** START Task data **
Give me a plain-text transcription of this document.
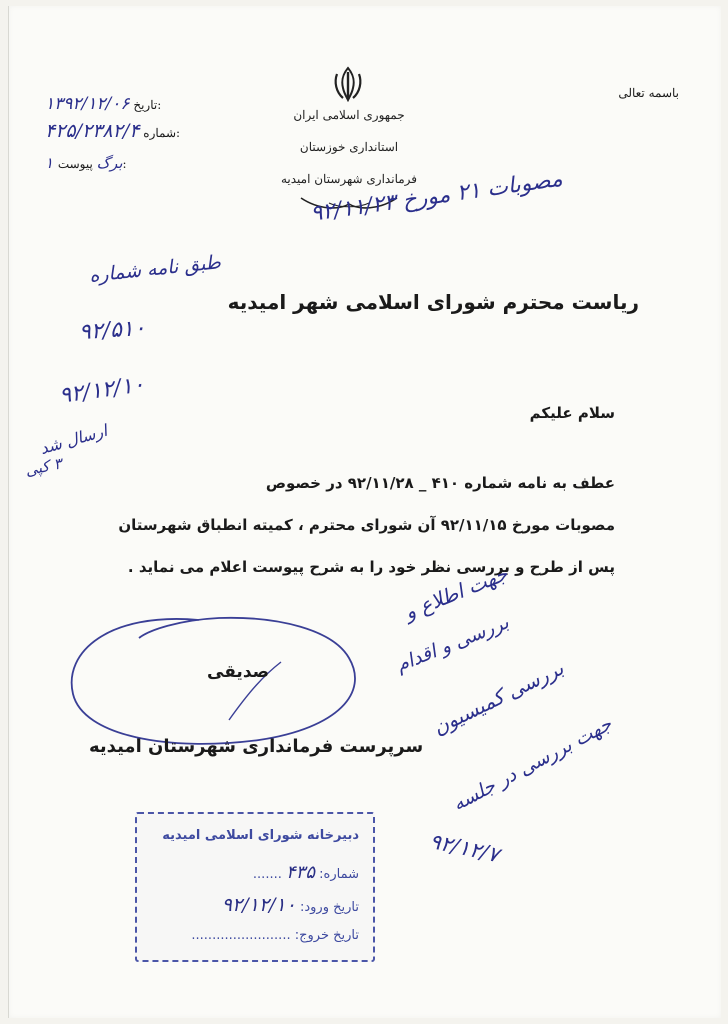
جمهوری اسلامی ایران
استانداری خوزستان
فرمانداری شهرستان امیدیه
باسمه تعالی
۱۳۹۲/۱۲/۰۶ تاریخ:
۴۲۵/۲۳۸۲/۴ شماره:
۱ برگ پیوست:
مصوبات ۲۱ مورخ ۹۲/۱۱/۲۳
طبق نامه شماره
۹۲/۵۱۰
۹۲/۱۲/۱۰
ارسال شد
۳ کپی
ریاست محترم شورای اسلامی شهر امیدیه
سلام علیکم
عطف به نامه شماره ۴۱۰ _ ۹۲/۱۱/۲۸ در خصوص
مصوبات مورخ ۹۲/۱۱/۱۵ آن شورای محترم ، کمیته انطباق شهرستان
پس از طرح و بررسی نظر خود را به شرح پیوست اعلام می نماید .
صدیقی
سرپرست فرمانداری شهرستان امیدیه
جهت اطلاع و
بررسی و اقدام
بررسی کمیسیون
جهت بررسی در جلسه
۹۲/۱۲/۷
دبیرخانه شورای اسلامی امیدیه
شماره: ۴۳۵ .......
تاریخ ورود: ۹۲/۱۲/۱۰
تاریخ خروج: ........................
** END Task data **
== What the task asks ==
Go through the records and pull out each line that includes the word "شهرستان".

== Written response ==
فرمانداری شهرستان امیدیه
مصوبات مورخ ۹۲/۱۱/۱۵ آن شورای محترم ، کمیته انطباق شهرستان
سرپرست فرمانداری شهرستان امیدیه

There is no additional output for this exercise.